SET PROBLEM:
Quote the listing below in full and exactly as written, but omit every picture.

----

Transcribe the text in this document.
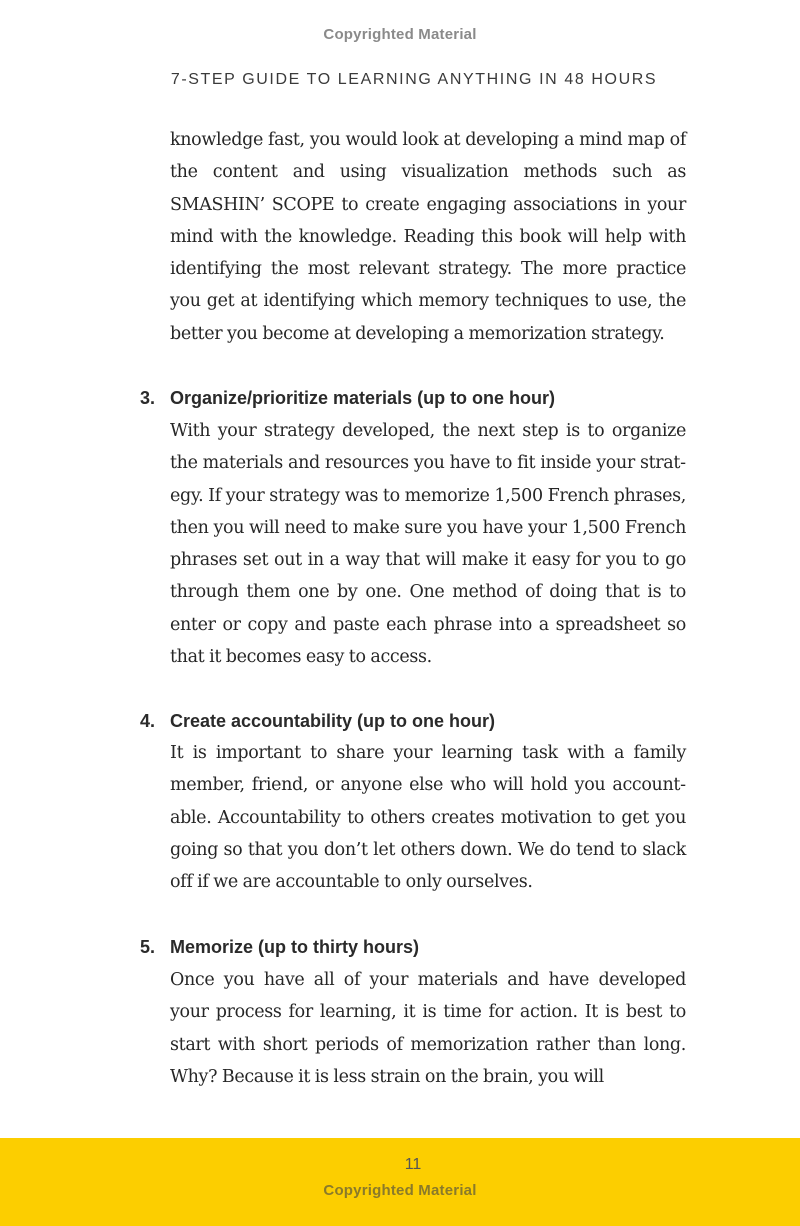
Copyrighted Material
7-STEP GUIDE TO LEARNING ANYTHING IN 48 HOURS

knowledge fast, you would look at developing a mind map of the content and using visualization methods such as SMASHIN’ SCOPE to create engaging associations in your mind with the knowledge. Reading this book will help with identifying the most relevant strategy. The more practice you get at identifying which memory techniques to use, the better you become at developing a memorization strategy.

3. Organize/prioritize materials (up to one hour)

With your strategy developed, the next step is to organize the materials and resources you have to fit inside your strategy. If your strategy was to memorize 1,500 French phrases, then you will need to make sure you have your 1,500 French phrases set out in a way that will make it easy for you to go through them one by one. One method of doing that is to enter or copy and paste each phrase into a spreadsheet so that it becomes easy to access.

4. Create accountability (up to one hour)

It is important to share your learning task with a family member, friend, or anyone else who will hold you accountable. Accountability to others creates motivation to get you going so that you don’t let others down. We do tend to slack off if we are accountable to only ourselves.

5. Memorize (up to thirty hours)

Once you have all of your materials and have developed your process for learning, it is time for action. It is best to start with short periods of memorization rather than long. Why? Because it is less strain on the brain, you will

11
Copyrighted Material
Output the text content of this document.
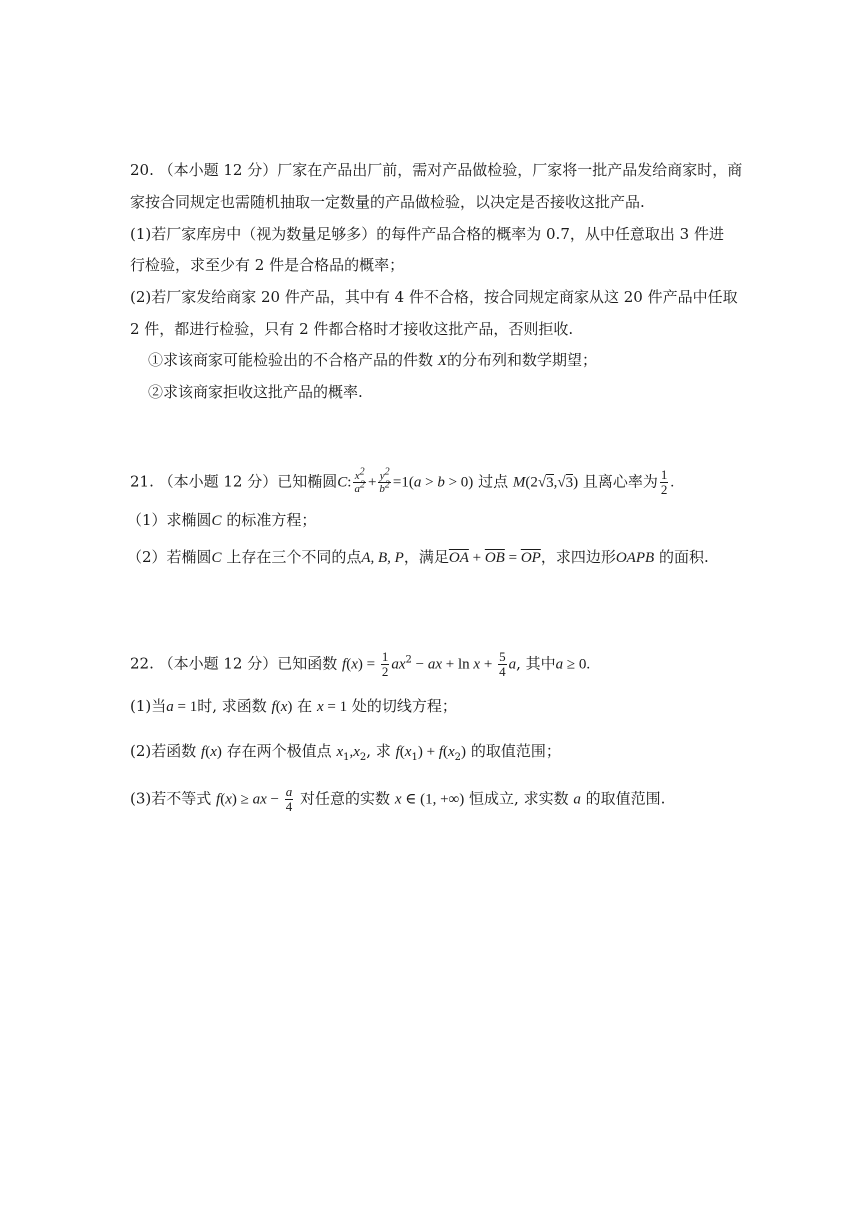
20. （本小题 12 分）厂家在产品出厂前，需对产品做检验，厂家将一批产品发给商家时，商
家按合同规定也需随机抽取一定数量的产品做检验，以决定是否接收这批产品.
(1)若厂家库房中（视为数量足够多）的每件产品合格的概率为 0.7，从中任意取出 3 件进
行检验，求至少有 2 件是合格品的概率；
(2)若厂家发给商家 20 件产品，其中有 4 件不合格，按合同规定商家从这 20 件产品中任取
2 件，都进行检验，只有 2 件都合格时才接收这批产品，否则拒收.
①求该商家可能检验出的不合格产品的件数 X的分布列和数学期望；
②求该商家拒收这批产品的概率.
21. （本小题 12 分）已知椭圆C: $\frac{x^2}{a^2} + \frac{y^2}{b^2} =1(a > b > 0)$ 过点 M(2√3,√3) 且离心率为 $\frac{1}{2}$ .
（1）求椭圆C 的标准方程；
（2）若椭圆C 上存在三个不同的点A, B, P，满足$\overline{OA} + \overline{OB} = \overline{OP}$，求四边形OAPB 的面积.
22. （本小题 12 分）已知函数 $f(x) = \frac{1}{2} ax^2$ − ax + $\ln x + \frac{5}{4} a$, 其中a ≥ 0.
(1)当a = 1时, 求函数 f(x) 在 x = 1 处的切线方程；
(2)若函数 f(x) 存在两个极值点 $x_1,x_2$, 求 $f(x_1) + f(x_2)$ 的取值范围；
(3)若不等式 f(x) ≥ ax − $\frac{a}{4}$ 对任意的实数 x ∈ (1, +∞) 恒成立, 求实数 a 的取值范围.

----

PROBLEM SOLUTION:
Transcribe the text in this document.
Copyrighted Material
7-STEP GUIDE TO LEARNING ANYTHING IN 48 HOURS

knowledge fast, you would look at developing a mind map of the content and using visualization methods such as SMASHIN’ SCOPE to create engaging associations in your mind with the knowledge. Reading this book will help with identifying the most relevant strategy. The more practice you get at identifying which memory techniques to use, the better you become at developing a memorization strategy.

3. Organize/prioritize materials (up to one hour)

With your strategy developed, the next step is to organize the materials and resources you have to fit inside your strategy. If your strategy was to memorize 1,500 French phrases, then you will need to make sure you have your 1,500 French phrases set out in a way that will make it easy for you to go through them one by one. One method of doing that is to enter or copy and paste each phrase into a spreadsheet so that it becomes easy to access.

4. Create accountability (up to one hour)

It is important to share your learning task with a family member, friend, or anyone else who will hold you accountable. Accountability to others creates motivation to get you going so that you don’t let others down. We do tend to slack off if we are accountable to only ourselves.

5. Memorize (up to thirty hours)

Once you have all of your materials and have developed your process for learning, it is time for action. It is best to start with short periods of memorization rather than long. Why? Because it is less strain on the brain, you will

11
Copyrighted Material
Output the text content of this document.
20. （本小题 12 分）厂家在产品出厂前，需对产品做检验，厂家将一批产品发给商家时，商
家按合同规定也需随机抽取一定数量的产品做检验，以决定是否接收这批产品.
(1)若厂家库房中（视为数量足够多）的每件产品合格的概率为 0.7，从中任意取出 3 件进
行检验，求至少有 2 件是合格品的概率；
(2)若厂家发给商家 20 件产品，其中有 4 件不合格，按合同规定商家从这 20 件产品中任取
2 件，都进行检验，只有 2 件都合格时才接收这批产品，否则拒收.
①求该商家可能检验出的不合格产品的件数 X的分布列和数学期望；
②求该商家拒收这批产品的概率.
21. （本小题 12 分）已知椭圆C: $\frac{x^2}{a^2} + \frac{y^2}{b^2} =1(a > b > 0)$ 过点 M(2√3,√3) 且离心率为 $\frac{1}{2}$ .
（1）求椭圆C 的标准方程；
（2）若椭圆C 上存在三个不同的点A, B, P，满足$\overline{OA} + \overline{OB} = \overline{OP}$，求四边形OAPB 的面积.
22. （本小题 12 分）已知函数 $f(x) = \frac{1}{2} ax^2$ − ax + $\ln x + \frac{5}{4} a$, 其中a ≥ 0.
(1)当a = 1时, 求函数 f(x) 在 x = 1 处的切线方程；
(2)若函数 f(x) 存在两个极值点 $x_1,x_2$, 求 $f(x_1) + f(x_2)$ 的取值范围；
(3)若不等式 f(x) ≥ ax − $\frac{a}{4}$ 对任意的实数 x ∈ (1, +∞) 恒成立, 求实数 a 的取值范围.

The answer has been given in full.